Repeat each entry in full, exactly.

Lines of data
* BEGIN *
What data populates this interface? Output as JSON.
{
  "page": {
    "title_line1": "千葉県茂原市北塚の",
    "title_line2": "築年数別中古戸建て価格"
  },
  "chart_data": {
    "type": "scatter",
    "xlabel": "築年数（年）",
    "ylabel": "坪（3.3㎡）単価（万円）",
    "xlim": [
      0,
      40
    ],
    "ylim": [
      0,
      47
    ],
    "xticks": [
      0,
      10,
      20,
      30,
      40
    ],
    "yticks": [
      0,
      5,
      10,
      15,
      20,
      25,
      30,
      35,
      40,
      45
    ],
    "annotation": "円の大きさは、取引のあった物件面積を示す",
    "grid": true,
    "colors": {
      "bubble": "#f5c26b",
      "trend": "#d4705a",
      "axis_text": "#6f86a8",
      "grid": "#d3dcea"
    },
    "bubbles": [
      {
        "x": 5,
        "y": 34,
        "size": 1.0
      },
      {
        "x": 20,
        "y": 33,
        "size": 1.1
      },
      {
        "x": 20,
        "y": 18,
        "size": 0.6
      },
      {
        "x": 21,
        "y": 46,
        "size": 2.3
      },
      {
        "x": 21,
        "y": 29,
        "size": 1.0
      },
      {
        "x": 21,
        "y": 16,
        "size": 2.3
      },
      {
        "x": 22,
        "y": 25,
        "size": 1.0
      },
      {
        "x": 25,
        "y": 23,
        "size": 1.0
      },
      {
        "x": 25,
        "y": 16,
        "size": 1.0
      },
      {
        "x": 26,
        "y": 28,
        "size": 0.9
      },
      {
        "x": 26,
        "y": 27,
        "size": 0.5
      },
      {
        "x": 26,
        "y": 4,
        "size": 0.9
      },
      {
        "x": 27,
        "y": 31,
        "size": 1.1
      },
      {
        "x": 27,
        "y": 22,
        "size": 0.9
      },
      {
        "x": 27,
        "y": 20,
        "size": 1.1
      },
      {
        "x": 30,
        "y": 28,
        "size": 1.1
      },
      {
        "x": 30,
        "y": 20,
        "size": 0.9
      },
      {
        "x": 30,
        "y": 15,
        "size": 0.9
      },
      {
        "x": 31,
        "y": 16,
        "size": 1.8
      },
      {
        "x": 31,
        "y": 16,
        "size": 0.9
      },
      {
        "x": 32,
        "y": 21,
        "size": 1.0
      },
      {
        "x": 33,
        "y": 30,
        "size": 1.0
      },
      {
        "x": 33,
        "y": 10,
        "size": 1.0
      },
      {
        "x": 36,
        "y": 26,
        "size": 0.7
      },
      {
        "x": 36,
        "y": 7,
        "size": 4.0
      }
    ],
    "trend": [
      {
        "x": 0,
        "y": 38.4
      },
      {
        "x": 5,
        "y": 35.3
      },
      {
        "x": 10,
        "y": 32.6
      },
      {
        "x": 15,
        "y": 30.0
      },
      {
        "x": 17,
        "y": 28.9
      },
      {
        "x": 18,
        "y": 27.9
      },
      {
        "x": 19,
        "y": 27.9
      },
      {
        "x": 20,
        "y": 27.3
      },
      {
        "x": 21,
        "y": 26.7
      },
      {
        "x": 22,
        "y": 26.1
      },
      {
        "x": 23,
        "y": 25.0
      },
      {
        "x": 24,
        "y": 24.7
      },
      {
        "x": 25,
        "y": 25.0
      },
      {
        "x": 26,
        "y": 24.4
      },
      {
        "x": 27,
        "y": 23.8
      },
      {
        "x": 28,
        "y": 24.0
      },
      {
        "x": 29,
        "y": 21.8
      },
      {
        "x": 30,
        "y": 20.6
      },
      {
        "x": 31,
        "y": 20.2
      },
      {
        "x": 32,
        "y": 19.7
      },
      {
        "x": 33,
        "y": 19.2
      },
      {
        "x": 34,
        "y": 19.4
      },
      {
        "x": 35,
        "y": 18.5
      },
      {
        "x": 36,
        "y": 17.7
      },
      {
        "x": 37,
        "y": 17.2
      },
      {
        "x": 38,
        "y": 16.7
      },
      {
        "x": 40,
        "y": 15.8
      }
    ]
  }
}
* END *
### [Answer for the task]
What data populates this interface? Output as JSON.
{
  "page": {
    "title_line1": "千葉県茂原市北塚の",
    "title_line2": "築年数別中古戸建て価格"
  },
  "chart_data": {
    "type": "scatter",
    "xlabel": "築年数（年）",
    "ylabel": "坪（3.3㎡）単価（万円）",
    "xlim": [
      0,
      40
    ],
    "ylim": [
      0,
      47
    ],
    "xticks": [
      0,
      10,
      20,
      30,
      40
    ],
    "yticks": [
      0,
      5,
      10,
      15,
      20,
      25,
      30,
      35,
      40,
      45
    ],
    "annotation": "円の大きさは、取引のあった物件面積を示す",
    "grid": true,
    "colors": {
      "bubble": "#f5c26b",
      "trend": "#d4705a",
      "axis_text": "#6f86a8",
      "grid": "#d3dcea"
    },
    "bubbles": [
      {
        "x": 5,
        "y": 34,
        "size": 1.0
      },
      {
        "x": 20,
        "y": 33,
        "size": 1.1
      },
      {
        "x": 20,
        "y": 18,
        "size": 0.6
      },
      {
        "x": 21,
        "y": 46,
        "size": 2.3
      },
      {
        "x": 21,
        "y": 29,
        "size": 1.0
      },
      {
        "x": 21,
        "y": 16,
        "size": 2.3
      },
      {
        "x": 22,
        "y": 25,
        "size": 1.0
      },
      {
        "x": 25,
        "y": 23,
        "size": 1.0
      },
      {
        "x": 25,
        "y": 16,
        "size": 1.0
      },
      {
        "x": 26,
        "y": 28,
        "size": 0.9
      },
      {
        "x": 26,
        "y": 27,
        "size": 0.5
      },
      {
        "x": 26,
        "y": 4,
        "size": 0.9
      },
      {
        "x": 27,
        "y": 31,
        "size": 1.1
      },
      {
        "x": 27,
        "y": 22,
        "size": 0.9
      },
      {
        "x": 27,
        "y": 20,
        "size": 1.1
      },
      {
        "x": 30,
        "y": 28,
        "size": 1.1
      },
      {
        "x": 30,
        "y": 20,
        "size": 0.9
      },
      {
        "x": 30,
        "y": 15,
        "size": 0.9
      },
      {
        "x": 31,
        "y": 16,
        "size": 1.8
      },
      {
        "x": 31,
        "y": 16,
        "size": 0.9
      },
      {
        "x": 32,
        "y": 21,
        "size": 1.0
      },
      {
        "x": 33,
        "y": 30,
        "size": 1.0
      },
      {
        "x": 33,
        "y": 10,
        "size": 1.0
      },
      {
        "x": 36,
        "y": 26,
        "size": 0.7
      },
      {
        "x": 36,
        "y": 7,
        "size": 4.0
      }
    ],
    "trend": [
      {
        "x": 0,
        "y": 38.4
      },
      {
        "x": 5,
        "y": 35.3
      },
      {
        "x": 10,
        "y": 32.6
      },
      {
        "x": 15,
        "y": 30.0
      },
      {
        "x": 17,
        "y": 28.9
      },
      {
        "x": 18,
        "y": 27.9
      },
      {
        "x": 19,
        "y": 27.9
      },
      {
        "x": 20,
        "y": 27.3
      },
      {
        "x": 21,
        "y": 26.7
      },
      {
        "x": 22,
        "y": 26.1
      },
      {
        "x": 23,
        "y": 25.0
      },
      {
        "x": 24,
        "y": 24.7
      },
      {
        "x": 25,
        "y": 25.0
      },
      {
        "x": 26,
        "y": 24.4
      },
      {
        "x": 27,
        "y": 23.8
      },
      {
        "x": 28,
        "y": 24.0
      },
      {
        "x": 29,
        "y": 21.8
      },
      {
        "x": 30,
        "y": 20.6
      },
      {
        "x": 31,
        "y": 20.2
      },
      {
        "x": 32,
        "y": 19.7
      },
      {
        "x": 33,
        "y": 19.2
      },
      {
        "x": 34,
        "y": 19.4
      },
      {
        "x": 35,
        "y": 18.5
      },
      {
        "x": 36,
        "y": 17.7
      },
      {
        "x": 37,
        "y": 17.2
      },
      {
        "x": 38,
        "y": 16.7
      },
      {
        "x": 40,
        "y": 15.8
      }
    ]
  }
}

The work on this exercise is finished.